## start Extracted entries

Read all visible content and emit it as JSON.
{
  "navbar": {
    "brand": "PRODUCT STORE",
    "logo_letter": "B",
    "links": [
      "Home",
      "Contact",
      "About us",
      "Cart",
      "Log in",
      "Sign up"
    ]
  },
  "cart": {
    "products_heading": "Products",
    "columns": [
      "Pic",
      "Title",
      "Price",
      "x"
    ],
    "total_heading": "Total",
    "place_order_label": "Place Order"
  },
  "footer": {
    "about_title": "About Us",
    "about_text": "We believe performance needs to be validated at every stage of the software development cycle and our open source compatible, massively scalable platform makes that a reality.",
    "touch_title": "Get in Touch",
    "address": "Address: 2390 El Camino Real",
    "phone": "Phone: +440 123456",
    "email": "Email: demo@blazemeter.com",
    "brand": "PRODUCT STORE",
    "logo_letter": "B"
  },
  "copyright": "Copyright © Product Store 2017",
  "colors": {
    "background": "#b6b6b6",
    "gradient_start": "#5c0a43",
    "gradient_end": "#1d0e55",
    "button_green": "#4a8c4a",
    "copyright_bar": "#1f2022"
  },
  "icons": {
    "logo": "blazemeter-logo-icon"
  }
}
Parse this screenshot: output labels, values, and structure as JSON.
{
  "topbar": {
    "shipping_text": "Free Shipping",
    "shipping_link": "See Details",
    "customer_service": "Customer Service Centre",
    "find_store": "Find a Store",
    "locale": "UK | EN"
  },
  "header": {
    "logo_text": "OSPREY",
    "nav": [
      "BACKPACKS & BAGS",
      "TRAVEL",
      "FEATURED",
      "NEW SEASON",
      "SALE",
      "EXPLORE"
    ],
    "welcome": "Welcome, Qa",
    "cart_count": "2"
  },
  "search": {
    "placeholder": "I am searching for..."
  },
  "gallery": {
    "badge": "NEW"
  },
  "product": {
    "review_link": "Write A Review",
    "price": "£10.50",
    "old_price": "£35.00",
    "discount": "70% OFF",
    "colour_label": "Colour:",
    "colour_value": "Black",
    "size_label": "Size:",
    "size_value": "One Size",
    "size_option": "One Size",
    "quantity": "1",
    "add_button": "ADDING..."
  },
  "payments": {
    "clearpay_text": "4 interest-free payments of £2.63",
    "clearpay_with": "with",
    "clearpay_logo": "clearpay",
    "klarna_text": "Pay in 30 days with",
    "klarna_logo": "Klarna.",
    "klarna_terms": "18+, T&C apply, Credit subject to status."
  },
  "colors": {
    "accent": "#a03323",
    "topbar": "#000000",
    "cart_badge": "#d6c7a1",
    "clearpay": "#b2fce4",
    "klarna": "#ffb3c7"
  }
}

## end Extracted entries

• **Job**
Nothing in the data may differ; print all of it exactly as written.

• **Exercise answer**
Read all visible content and emit it as JSON.
{
  "navbar": {
    "brand": "PRODUCT STORE",
    "logo_letter": "B",
    "links": [
      "Home",
      "Contact",
      "About us",
      "Cart",
      "Log in",
      "Sign up"
    ]
  },
  "cart": {
    "products_heading": "Products",
    "columns": [
      "Pic",
      "Title",
      "Price",
      "x"
    ],
    "total_heading": "Total",
    "place_order_label": "Place Order"
  },
  "footer": {
    "about_title": "About Us",
    "about_text": "We believe performance needs to be validated at every stage of the software development cycle and our open source compatible, massively scalable platform makes that a reality.",
    "touch_title": "Get in Touch",
    "address": "Address: 2390 El Camino Real",
    "phone": "Phone: +440 123456",
    "email": "Email: demo@blazemeter.com",
    "brand": "PRODUCT STORE",
    "logo_letter": "B"
  },
  "copyright": "Copyright © Product Store 2017",
  "colors": {
    "background": "#b6b6b6",
    "gradient_start": "#5c0a43",
    "gradient_end": "#1d0e55",
    "button_green": "#4a8c4a",
    "copyright_bar": "#1f2022"
  },
  "icons": {
    "logo": "blazemeter-logo-icon"
  }
}
Parse this screenshot: output labels, values, and structure as JSON.
{
  "topbar": {
    "shipping_text": "Free Shipping",
    "shipping_link": "See Details",
    "customer_service": "Customer Service Centre",
    "find_store": "Find a Store",
    "locale": "UK | EN"
  },
  "header": {
    "logo_text": "OSPREY",
    "nav": [
      "BACKPACKS & BAGS",
      "TRAVEL",
      "FEATURED",
      "NEW SEASON",
      "SALE",
      "EXPLORE"
    ],
    "welcome": "Welcome, Qa",
    "cart_count": "2"
  },
  "search": {
    "placeholder": "I am searching for..."
  },
  "gallery": {
    "badge": "NEW"
  },
  "product": {
    "review_link": "Write A Review",
    "price": "£10.50",
    "old_price": "£35.00",
    "discount": "70% OFF",
    "colour_label": "Colour:",
    "colour_value": "Black",
    "size_label": "Size:",
    "size_value": "One Size",
    "size_option": "One Size",
    "quantity": "1",
    "add_button": "ADDING..."
  },
  "payments": {
    "clearpay_text": "4 interest-free payments of £2.63",
    "clearpay_with": "with",
    "clearpay_logo": "clearpay",
    "klarna_text": "Pay in 30 days with",
    "klarna_logo": "Klarna.",
    "klarna_terms": "18+, T&C apply, Credit subject to status."
  },
  "colors": {
    "accent": "#a03323",
    "topbar": "#000000",
    "cart_badge": "#d6c7a1",
    "clearpay": "#b2fce4",
    "klarna": "#ffb3c7"
  }
}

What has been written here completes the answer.